(Figure collection entries)

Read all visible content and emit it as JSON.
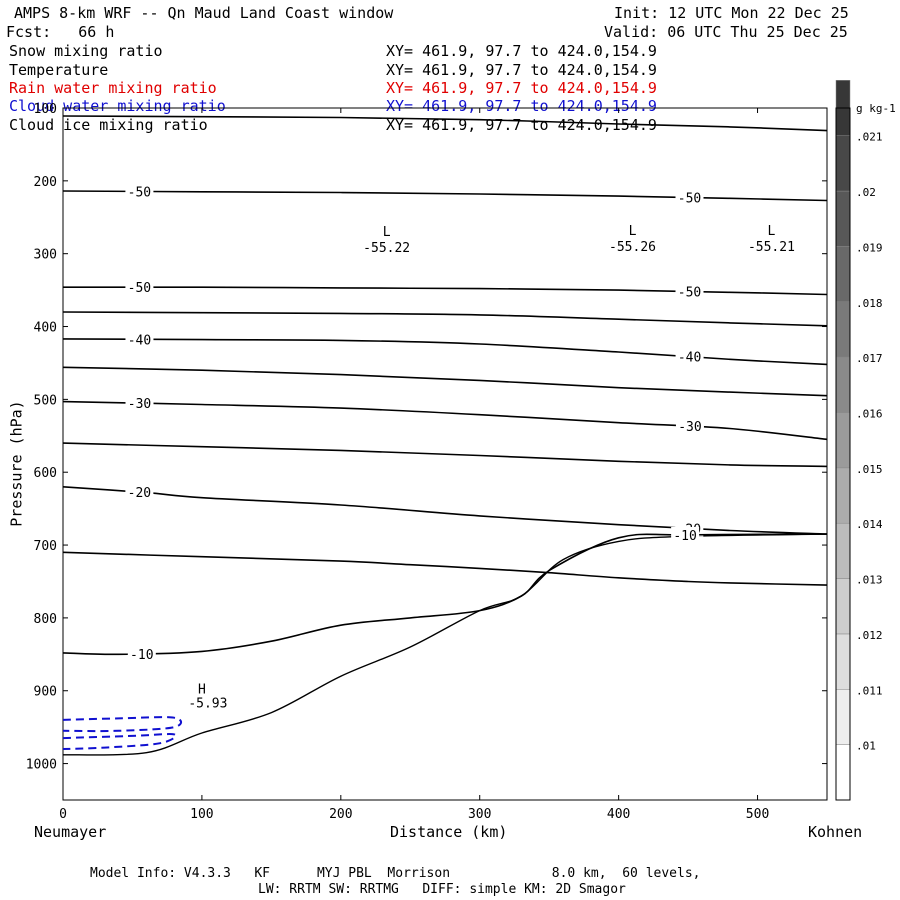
{
  "header": {
    "title": "AMPS 8-km WRF -- Qn Maud Land Coast window",
    "init": "Init: 12 UTC Mon 22 Dec 25",
    "fcst": "Fcst:   66 h",
    "valid": "Valid: 06 UTC Thu 25 Dec 25"
  },
  "fields": [
    {
      "name": "Snow mixing ratio",
      "xy": "XY= 461.9, 97.7 to 424.0,154.9",
      "color": "#000000"
    },
    {
      "name": "Temperature",
      "xy": "XY= 461.9, 97.7 to 424.0,154.9",
      "color": "#000000"
    },
    {
      "name": "Rain water mixing ratio",
      "xy": "XY= 461.9, 97.7 to 424.0,154.9",
      "color": "#e00000"
    },
    {
      "name": "Cloud water mixing ratio",
      "xy": "XY= 461.9, 97.7 to 424.0,154.9",
      "color": "#1010d0"
    },
    {
      "name": "Cloud ice mixing ratio",
      "xy": "XY= 461.9, 97.7 to 424.0,154.9",
      "color": "#000000"
    }
  ],
  "footer": {
    "model_info": "Model Info: V4.3.3   KF      MYJ PBL  Morrison             8.0 km,  60 levels,",
    "physics": "LW: RRTM SW: RRTMG   DIFF: simple KM: 2D Smagor"
  },
  "chart_data": {
    "type": "contour",
    "xlabel": "Distance (km)",
    "ylabel": "Pressure (hPa)",
    "xlim": [
      0,
      550
    ],
    "ylim": [
      1050,
      100
    ],
    "x_ticks": [
      0,
      100,
      200,
      300,
      400,
      500
    ],
    "y_ticks": [
      100,
      200,
      300,
      400,
      500,
      600,
      700,
      800,
      900,
      1000
    ],
    "x_start_label": "Neumayer",
    "x_end_label": "Kohnen",
    "temperature_contours": [
      {
        "label": "",
        "points": [
          [
            0,
            111
          ],
          [
            100,
            112
          ],
          [
            200,
            113
          ],
          [
            300,
            116
          ],
          [
            400,
            122
          ],
          [
            480,
            126
          ],
          [
            550,
            131
          ]
        ]
      },
      {
        "label": "-50",
        "points": [
          [
            0,
            214
          ],
          [
            100,
            215
          ],
          [
            200,
            216
          ],
          [
            300,
            218
          ],
          [
            400,
            221
          ],
          [
            480,
            224
          ],
          [
            550,
            227
          ]
        ]
      },
      {
        "label": "-50",
        "points": [
          [
            0,
            346
          ],
          [
            100,
            346
          ],
          [
            200,
            347
          ],
          [
            300,
            348
          ],
          [
            400,
            350
          ],
          [
            480,
            353
          ],
          [
            550,
            356
          ]
        ]
      },
      {
        "label": "",
        "points": [
          [
            0,
            380
          ],
          [
            100,
            381
          ],
          [
            200,
            382
          ],
          [
            300,
            384
          ],
          [
            400,
            390
          ],
          [
            480,
            395
          ],
          [
            550,
            399
          ]
        ]
      },
      {
        "label": "-40",
        "points": [
          [
            0,
            417
          ],
          [
            100,
            418
          ],
          [
            200,
            419
          ],
          [
            300,
            424
          ],
          [
            400,
            435
          ],
          [
            480,
            445
          ],
          [
            550,
            452
          ]
        ]
      },
      {
        "label": "",
        "points": [
          [
            0,
            456
          ],
          [
            100,
            460
          ],
          [
            200,
            466
          ],
          [
            300,
            474
          ],
          [
            400,
            484
          ],
          [
            480,
            490
          ],
          [
            550,
            495
          ]
        ]
      },
      {
        "label": "-30",
        "points": [
          [
            0,
            503
          ],
          [
            100,
            507
          ],
          [
            200,
            512
          ],
          [
            300,
            521
          ],
          [
            400,
            532
          ],
          [
            480,
            540
          ],
          [
            550,
            555
          ]
        ]
      },
      {
        "label": "",
        "points": [
          [
            0,
            560
          ],
          [
            100,
            565
          ],
          [
            200,
            570
          ],
          [
            300,
            577
          ],
          [
            400,
            585
          ],
          [
            480,
            590
          ],
          [
            550,
            592
          ]
        ]
      },
      {
        "label": "-20",
        "points": [
          [
            0,
            620
          ],
          [
            60,
            628
          ],
          [
            100,
            635
          ],
          [
            200,
            645
          ],
          [
            300,
            660
          ],
          [
            400,
            672
          ],
          [
            480,
            680
          ],
          [
            550,
            685
          ]
        ]
      },
      {
        "label": "",
        "points": [
          [
            0,
            710
          ],
          [
            100,
            716
          ],
          [
            200,
            722
          ],
          [
            250,
            727
          ],
          [
            300,
            732
          ],
          [
            350,
            738
          ],
          [
            400,
            745
          ],
          [
            450,
            750
          ],
          [
            480,
            752
          ],
          [
            550,
            755
          ]
        ]
      },
      {
        "label": "-10",
        "points": [
          [
            0,
            848
          ],
          [
            40,
            850
          ],
          [
            100,
            846
          ],
          [
            150,
            832
          ],
          [
            200,
            810
          ],
          [
            250,
            800
          ],
          [
            300,
            790
          ],
          [
            330,
            770
          ],
          [
            350,
            735
          ],
          [
            400,
            690
          ],
          [
            450,
            686
          ],
          [
            550,
            685
          ]
        ]
      }
    ],
    "pressure_minima": [
      {
        "label": "L",
        "value": "-55.22",
        "x": 233,
        "p": 287
      },
      {
        "label": "L",
        "value": "-55.26",
        "x": 410,
        "p": 285
      },
      {
        "label": "L",
        "value": "-55.21",
        "x": 510,
        "p": 285
      }
    ],
    "maximum": {
      "label": "H",
      "value": "-5.93",
      "x": 100,
      "p": 920
    },
    "terrain": [
      [
        0,
        988
      ],
      [
        60,
        985
      ],
      [
        100,
        958
      ],
      [
        150,
        930
      ],
      [
        200,
        880
      ],
      [
        250,
        840
      ],
      [
        300,
        790
      ],
      [
        330,
        770
      ],
      [
        360,
        720
      ],
      [
        400,
        695
      ],
      [
        450,
        688
      ],
      [
        550,
        685
      ]
    ],
    "colorbar": {
      "unit": "g kg-1",
      "ticks": [
        ".01",
        ".011",
        ".012",
        ".013",
        ".014",
        ".015",
        ".016",
        ".017",
        ".018",
        ".019",
        ".02",
        ".021"
      ]
    }
  }
}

Goal = Write the entries above out in full, exactly, with no images.

Full response =
Read all visible content and emit it as JSON.
{
  "header": {
    "title": "AMPS 8-km WRF -- Qn Maud Land Coast window",
    "init": "Init: 12 UTC Mon 22 Dec 25",
    "fcst": "Fcst:   66 h",
    "valid": "Valid: 06 UTC Thu 25 Dec 25"
  },
  "fields": [
    {
      "name": "Snow mixing ratio",
      "xy": "XY= 461.9, 97.7 to 424.0,154.9",
      "color": "#000000"
    },
    {
      "name": "Temperature",
      "xy": "XY= 461.9, 97.7 to 424.0,154.9",
      "color": "#000000"
    },
    {
      "name": "Rain water mixing ratio",
      "xy": "XY= 461.9, 97.7 to 424.0,154.9",
      "color": "#e00000"
    },
    {
      "name": "Cloud water mixing ratio",
      "xy": "XY= 461.9, 97.7 to 424.0,154.9",
      "color": "#1010d0"
    },
    {
      "name": "Cloud ice mixing ratio",
      "xy": "XY= 461.9, 97.7 to 424.0,154.9",
      "color": "#000000"
    }
  ],
  "footer": {
    "model_info": "Model Info: V4.3.3   KF      MYJ PBL  Morrison             8.0 km,  60 levels,",
    "physics": "LW: RRTM SW: RRTMG   DIFF: simple KM: 2D Smagor"
  },
  "chart_data": {
    "type": "contour",
    "xlabel": "Distance (km)",
    "ylabel": "Pressure (hPa)",
    "xlim": [
      0,
      550
    ],
    "ylim": [
      1050,
      100
    ],
    "x_ticks": [
      0,
      100,
      200,
      300,
      400,
      500
    ],
    "y_ticks": [
      100,
      200,
      300,
      400,
      500,
      600,
      700,
      800,
      900,
      1000
    ],
    "x_start_label": "Neumayer",
    "x_end_label": "Kohnen",
    "temperature_contours": [
      {
        "label": "",
        "points": [
          [
            0,
            111
          ],
          [
            100,
            112
          ],
          [
            200,
            113
          ],
          [
            300,
            116
          ],
          [
            400,
            122
          ],
          [
            480,
            126
          ],
          [
            550,
            131
          ]
        ]
      },
      {
        "label": "-50",
        "points": [
          [
            0,
            214
          ],
          [
            100,
            215
          ],
          [
            200,
            216
          ],
          [
            300,
            218
          ],
          [
            400,
            221
          ],
          [
            480,
            224
          ],
          [
            550,
            227
          ]
        ]
      },
      {
        "label": "-50",
        "points": [
          [
            0,
            346
          ],
          [
            100,
            346
          ],
          [
            200,
            347
          ],
          [
            300,
            348
          ],
          [
            400,
            350
          ],
          [
            480,
            353
          ],
          [
            550,
            356
          ]
        ]
      },
      {
        "label": "",
        "points": [
          [
            0,
            380
          ],
          [
            100,
            381
          ],
          [
            200,
            382
          ],
          [
            300,
            384
          ],
          [
            400,
            390
          ],
          [
            480,
            395
          ],
          [
            550,
            399
          ]
        ]
      },
      {
        "label": "-40",
        "points": [
          [
            0,
            417
          ],
          [
            100,
            418
          ],
          [
            200,
            419
          ],
          [
            300,
            424
          ],
          [
            400,
            435
          ],
          [
            480,
            445
          ],
          [
            550,
            452
          ]
        ]
      },
      {
        "label": "",
        "points": [
          [
            0,
            456
          ],
          [
            100,
            460
          ],
          [
            200,
            466
          ],
          [
            300,
            474
          ],
          [
            400,
            484
          ],
          [
            480,
            490
          ],
          [
            550,
            495
          ]
        ]
      },
      {
        "label": "-30",
        "points": [
          [
            0,
            503
          ],
          [
            100,
            507
          ],
          [
            200,
            512
          ],
          [
            300,
            521
          ],
          [
            400,
            532
          ],
          [
            480,
            540
          ],
          [
            550,
            555
          ]
        ]
      },
      {
        "label": "",
        "points": [
          [
            0,
            560
          ],
          [
            100,
            565
          ],
          [
            200,
            570
          ],
          [
            300,
            577
          ],
          [
            400,
            585
          ],
          [
            480,
            590
          ],
          [
            550,
            592
          ]
        ]
      },
      {
        "label": "-20",
        "points": [
          [
            0,
            620
          ],
          [
            60,
            628
          ],
          [
            100,
            635
          ],
          [
            200,
            645
          ],
          [
            300,
            660
          ],
          [
            400,
            672
          ],
          [
            480,
            680
          ],
          [
            550,
            685
          ]
        ]
      },
      {
        "label": "",
        "points": [
          [
            0,
            710
          ],
          [
            100,
            716
          ],
          [
            200,
            722
          ],
          [
            250,
            727
          ],
          [
            300,
            732
          ],
          [
            350,
            738
          ],
          [
            400,
            745
          ],
          [
            450,
            750
          ],
          [
            480,
            752
          ],
          [
            550,
            755
          ]
        ]
      },
      {
        "label": "-10",
        "points": [
          [
            0,
            848
          ],
          [
            40,
            850
          ],
          [
            100,
            846
          ],
          [
            150,
            832
          ],
          [
            200,
            810
          ],
          [
            250,
            800
          ],
          [
            300,
            790
          ],
          [
            330,
            770
          ],
          [
            350,
            735
          ],
          [
            400,
            690
          ],
          [
            450,
            686
          ],
          [
            550,
            685
          ]
        ]
      }
    ],
    "pressure_minima": [
      {
        "label": "L",
        "value": "-55.22",
        "x": 233,
        "p": 287
      },
      {
        "label": "L",
        "value": "-55.26",
        "x": 410,
        "p": 285
      },
      {
        "label": "L",
        "value": "-55.21",
        "x": 510,
        "p": 285
      }
    ],
    "maximum": {
      "label": "H",
      "value": "-5.93",
      "x": 100,
      "p": 920
    },
    "terrain": [
      [
        0,
        988
      ],
      [
        60,
        985
      ],
      [
        100,
        958
      ],
      [
        150,
        930
      ],
      [
        200,
        880
      ],
      [
        250,
        840
      ],
      [
        300,
        790
      ],
      [
        330,
        770
      ],
      [
        360,
        720
      ],
      [
        400,
        695
      ],
      [
        450,
        688
      ],
      [
        550,
        685
      ]
    ],
    "colorbar": {
      "unit": "g kg-1",
      "ticks": [
        ".01",
        ".011",
        ".012",
        ".013",
        ".014",
        ".015",
        ".016",
        ".017",
        ".018",
        ".019",
        ".02",
        ".021"
      ]
    }
  }
}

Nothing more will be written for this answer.